## [Supplied text]
----

Moira McGrath 04/02/2026
Moira McGrath 04/02/2026
10.1K

I didn’t drive to the start of my first ultra. Instead, I left my third-floor New York apartment around 4:30 a.m., walked to Second Avenue and got on the M15 bus headed for South Ferry on the southern tip on Manhattan. I watched outside the window as the bus continued south through Murray Hill, the East Village, the Lower East Side and Chinatown, and then snaked its way through FiDi and eventually—finally—ended at the Staten Island ferry. It probably took about 45 minutes to travel 5 miles, which actually isn’t bad.

By then, the Staten Island ferry had become sort of a monthly ritual for my big races. Two months prior, I was there for the Staten Island Half, and then I was there for the NYC Marathon, where the ferry is very much a rite of passage for many of the 50,000-plus runners as they make the journey to the start line at Fort Wadsworth.

----

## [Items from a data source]

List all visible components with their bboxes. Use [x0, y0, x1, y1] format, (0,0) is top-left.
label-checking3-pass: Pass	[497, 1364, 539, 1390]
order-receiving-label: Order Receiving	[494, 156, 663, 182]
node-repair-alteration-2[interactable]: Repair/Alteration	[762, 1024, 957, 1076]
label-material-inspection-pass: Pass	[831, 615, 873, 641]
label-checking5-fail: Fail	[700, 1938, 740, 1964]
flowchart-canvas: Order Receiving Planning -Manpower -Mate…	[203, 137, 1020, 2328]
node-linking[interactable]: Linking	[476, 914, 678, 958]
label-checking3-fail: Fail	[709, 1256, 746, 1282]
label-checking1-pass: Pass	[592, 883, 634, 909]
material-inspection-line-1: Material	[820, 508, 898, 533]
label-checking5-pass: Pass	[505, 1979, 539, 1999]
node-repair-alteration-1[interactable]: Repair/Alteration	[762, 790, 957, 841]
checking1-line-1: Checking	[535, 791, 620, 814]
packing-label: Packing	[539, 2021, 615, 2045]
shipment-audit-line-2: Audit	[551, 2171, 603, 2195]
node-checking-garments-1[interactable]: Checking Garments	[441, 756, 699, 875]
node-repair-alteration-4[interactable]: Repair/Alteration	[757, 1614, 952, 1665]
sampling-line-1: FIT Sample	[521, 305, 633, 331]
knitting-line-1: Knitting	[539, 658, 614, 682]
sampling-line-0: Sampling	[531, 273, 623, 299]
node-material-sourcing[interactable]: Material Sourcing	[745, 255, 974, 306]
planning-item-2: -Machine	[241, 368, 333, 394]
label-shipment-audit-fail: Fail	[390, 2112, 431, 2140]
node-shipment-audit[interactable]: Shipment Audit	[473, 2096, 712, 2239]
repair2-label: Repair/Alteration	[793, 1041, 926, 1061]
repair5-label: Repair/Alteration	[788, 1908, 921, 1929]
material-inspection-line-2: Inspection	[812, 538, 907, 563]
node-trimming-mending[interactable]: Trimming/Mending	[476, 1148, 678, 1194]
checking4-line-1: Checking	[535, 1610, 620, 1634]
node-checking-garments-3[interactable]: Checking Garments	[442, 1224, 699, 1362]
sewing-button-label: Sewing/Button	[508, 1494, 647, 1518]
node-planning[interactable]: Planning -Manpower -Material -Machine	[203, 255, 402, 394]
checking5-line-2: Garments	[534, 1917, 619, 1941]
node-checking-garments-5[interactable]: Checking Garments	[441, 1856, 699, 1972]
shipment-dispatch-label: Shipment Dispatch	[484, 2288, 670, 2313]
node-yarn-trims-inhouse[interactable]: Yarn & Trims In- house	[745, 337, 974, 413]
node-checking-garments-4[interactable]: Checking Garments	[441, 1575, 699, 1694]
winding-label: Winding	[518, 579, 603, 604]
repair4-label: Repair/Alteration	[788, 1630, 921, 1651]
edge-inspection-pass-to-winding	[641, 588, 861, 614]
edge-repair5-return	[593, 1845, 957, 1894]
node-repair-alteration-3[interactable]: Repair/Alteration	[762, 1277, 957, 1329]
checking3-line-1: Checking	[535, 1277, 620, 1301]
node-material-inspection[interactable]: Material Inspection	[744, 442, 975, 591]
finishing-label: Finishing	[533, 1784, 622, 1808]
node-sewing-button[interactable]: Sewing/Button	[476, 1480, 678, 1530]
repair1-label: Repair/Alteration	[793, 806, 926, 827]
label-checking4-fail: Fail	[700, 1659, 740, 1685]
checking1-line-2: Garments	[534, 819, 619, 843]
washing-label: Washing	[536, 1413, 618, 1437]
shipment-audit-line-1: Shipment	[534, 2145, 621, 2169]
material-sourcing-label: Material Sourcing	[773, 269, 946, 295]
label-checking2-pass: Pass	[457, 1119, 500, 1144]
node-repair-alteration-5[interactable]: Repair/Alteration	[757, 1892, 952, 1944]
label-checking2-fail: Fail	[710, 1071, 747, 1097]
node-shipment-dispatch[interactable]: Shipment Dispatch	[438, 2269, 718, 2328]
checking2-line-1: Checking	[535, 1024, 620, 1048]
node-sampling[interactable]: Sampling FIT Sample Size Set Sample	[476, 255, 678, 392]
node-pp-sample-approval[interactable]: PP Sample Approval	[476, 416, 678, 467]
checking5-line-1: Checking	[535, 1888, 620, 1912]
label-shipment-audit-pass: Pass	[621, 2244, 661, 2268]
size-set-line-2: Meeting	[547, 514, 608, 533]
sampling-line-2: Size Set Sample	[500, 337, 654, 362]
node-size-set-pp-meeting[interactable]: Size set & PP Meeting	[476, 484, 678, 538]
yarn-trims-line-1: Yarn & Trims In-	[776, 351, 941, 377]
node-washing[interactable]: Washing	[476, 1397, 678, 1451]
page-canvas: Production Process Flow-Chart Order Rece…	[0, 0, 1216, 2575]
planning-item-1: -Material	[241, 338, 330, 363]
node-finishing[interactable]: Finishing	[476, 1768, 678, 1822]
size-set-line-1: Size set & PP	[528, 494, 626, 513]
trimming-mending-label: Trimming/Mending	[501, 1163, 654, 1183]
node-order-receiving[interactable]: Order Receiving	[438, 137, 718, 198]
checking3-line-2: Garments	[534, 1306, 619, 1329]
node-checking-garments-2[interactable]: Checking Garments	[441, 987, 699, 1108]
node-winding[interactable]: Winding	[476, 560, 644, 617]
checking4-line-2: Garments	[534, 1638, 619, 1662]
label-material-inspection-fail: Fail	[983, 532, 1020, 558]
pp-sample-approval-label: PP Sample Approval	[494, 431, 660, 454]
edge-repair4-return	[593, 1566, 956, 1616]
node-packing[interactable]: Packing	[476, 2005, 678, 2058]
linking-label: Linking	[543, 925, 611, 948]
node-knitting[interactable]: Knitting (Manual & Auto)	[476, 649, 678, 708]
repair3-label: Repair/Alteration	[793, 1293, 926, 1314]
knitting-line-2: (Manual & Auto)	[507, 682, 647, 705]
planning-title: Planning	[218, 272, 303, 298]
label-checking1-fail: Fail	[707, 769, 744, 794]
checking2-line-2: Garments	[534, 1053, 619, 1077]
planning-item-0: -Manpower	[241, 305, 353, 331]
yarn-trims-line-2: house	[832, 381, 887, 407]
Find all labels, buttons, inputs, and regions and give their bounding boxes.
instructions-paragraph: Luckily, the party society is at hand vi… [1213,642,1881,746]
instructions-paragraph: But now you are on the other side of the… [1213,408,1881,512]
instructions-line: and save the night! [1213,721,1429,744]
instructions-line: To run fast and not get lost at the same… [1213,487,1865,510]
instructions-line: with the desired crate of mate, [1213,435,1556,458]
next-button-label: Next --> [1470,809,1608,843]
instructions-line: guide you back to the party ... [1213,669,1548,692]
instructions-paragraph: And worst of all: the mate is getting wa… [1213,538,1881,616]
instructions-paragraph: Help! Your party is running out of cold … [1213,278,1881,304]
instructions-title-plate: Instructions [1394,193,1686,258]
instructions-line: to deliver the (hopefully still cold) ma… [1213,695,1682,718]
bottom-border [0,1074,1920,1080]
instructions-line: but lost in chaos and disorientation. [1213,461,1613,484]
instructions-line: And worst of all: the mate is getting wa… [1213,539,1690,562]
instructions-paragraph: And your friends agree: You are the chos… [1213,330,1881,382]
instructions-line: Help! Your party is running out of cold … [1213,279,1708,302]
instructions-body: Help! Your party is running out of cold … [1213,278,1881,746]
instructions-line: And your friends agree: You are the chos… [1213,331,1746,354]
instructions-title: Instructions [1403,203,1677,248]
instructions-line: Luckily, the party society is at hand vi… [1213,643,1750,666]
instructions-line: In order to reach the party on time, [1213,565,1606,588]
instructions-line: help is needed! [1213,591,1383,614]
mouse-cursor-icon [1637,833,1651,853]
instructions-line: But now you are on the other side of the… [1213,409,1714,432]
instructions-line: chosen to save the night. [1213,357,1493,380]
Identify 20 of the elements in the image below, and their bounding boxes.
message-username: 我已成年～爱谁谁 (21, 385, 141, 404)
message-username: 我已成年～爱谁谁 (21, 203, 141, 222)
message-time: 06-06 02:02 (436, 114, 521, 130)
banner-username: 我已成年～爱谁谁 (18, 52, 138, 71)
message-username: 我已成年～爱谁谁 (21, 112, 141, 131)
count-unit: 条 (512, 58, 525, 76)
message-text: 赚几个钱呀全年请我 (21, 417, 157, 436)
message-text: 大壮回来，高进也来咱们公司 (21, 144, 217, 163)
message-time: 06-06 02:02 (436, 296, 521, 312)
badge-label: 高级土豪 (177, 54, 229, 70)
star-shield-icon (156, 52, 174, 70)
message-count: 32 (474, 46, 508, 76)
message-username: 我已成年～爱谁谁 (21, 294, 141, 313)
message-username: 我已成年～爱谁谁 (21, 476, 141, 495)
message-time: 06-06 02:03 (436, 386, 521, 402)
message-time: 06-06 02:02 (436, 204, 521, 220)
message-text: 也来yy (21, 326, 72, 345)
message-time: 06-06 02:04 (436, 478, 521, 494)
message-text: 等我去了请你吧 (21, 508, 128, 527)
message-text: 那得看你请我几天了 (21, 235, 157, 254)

----

## [What is needed]
Can you reproduce word for word the stretch of the ultramarathon passage from "I didn’t drive" through "actually isn’t bad."? The rows have nothing to do with this.

## [Response]
I didn’t drive to the start of my first ultra. Instead, I left my third-floor New York apartment around 4:30 a.m., walked to Second Avenue and got on the M15 bus headed for South Ferry on the southern tip on Manhattan. I watched outside the window as the bus continued south through Murray Hill, the East Village, the Lower East Side and Chinatown, and then snaked its way through FiDi and eventually—finally—ended at the Staten Island ferry. It probably took about 45 minutes to travel 5 miles, which actually isn’t bad.